(Stored records)
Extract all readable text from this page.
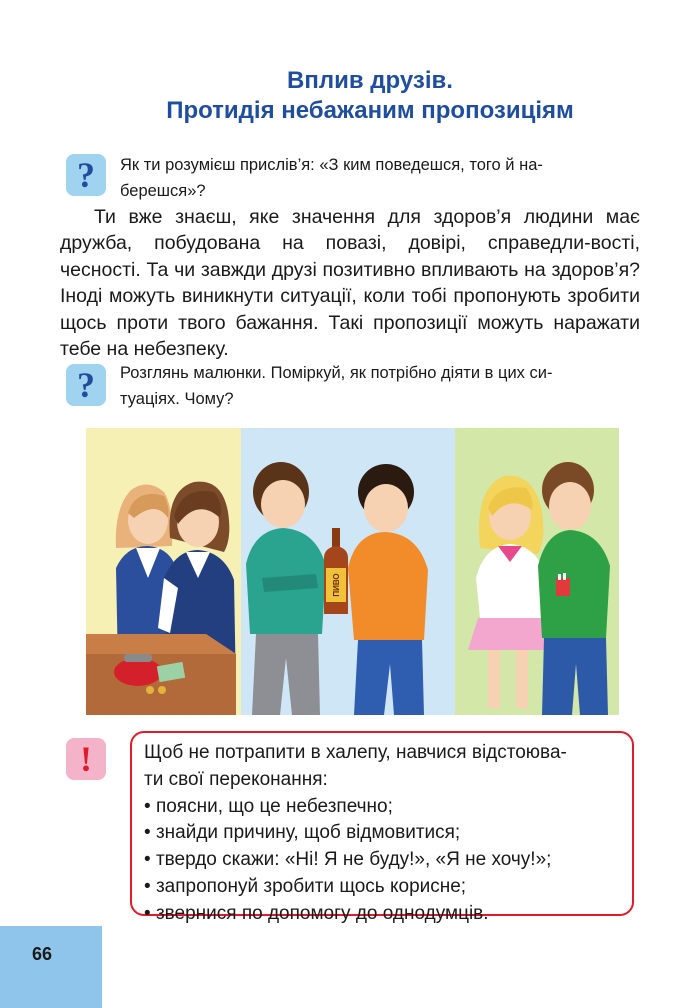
Вплив друзів.
Протидія небажаним пропозиціям
?	Як ти розумієш прислів’я: «З ким поведешся, того й на-
берешся»?

Ти вже знаєш, яке значення для здоров’я людини має дружба, побудована на повазі, довірі, справедли-вості, чесності. Та чи завжди друзі позитивно впливають на здоров’я? Іноді можуть виникнути ситуації, коли тобі пропонують зробити щось проти твого бажання. Такі пропозиції можуть наражати тебе на небезпеку.

?	Розглянь малюнки. Поміркуй, як потрібно діяти в цих си-
туаціях. Чому?
ПИВО
!	Щоб не потрапити в халепу, навчися відстоюва-
ти свої переконання:
• поясни, що це небезпечно;
• знайди причину, щоб відмовитися;
• твердо скажи: «Ні! Я не буду!», «Я не хочу!»;
• запропонуй зробити щось корисне;
• звернися по допомогу до однодумців.
66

*TASK GOAL*
Retype all the records shown above, character for character. Omit every picture.

*THE ANSWER*
Extract all readable text from this page.
Вплив друзів.
Протидія небажаним пропозиціям
?	Як ти розумієш прислів’я: «З ким поведешся, того й на-
берешся»?

Ти вже знаєш, яке значення для здоров’я людини має дружба, побудована на повазі, довірі, справедли-вості, чесності. Та чи завжди друзі позитивно впливають на здоров’я? Іноді можуть виникнути ситуації, коли тобі пропонують зробити щось проти твого бажання. Такі пропозиції можуть наражати тебе на небезпеку.

?	Розглянь малюнки. Поміркуй, як потрібно діяти в цих си-
туаціях. Чому?
ПИВО
!	Щоб не потрапити в халепу, навчися відстоюва-
ти свої переконання:
• поясни, що це небезпечно;
• знайди причину, щоб відмовитися;
• твердо скажи: «Ні! Я не буду!», «Я не хочу!»;
• запропонуй зробити щось корисне;
• звернися по допомогу до однодумців.
66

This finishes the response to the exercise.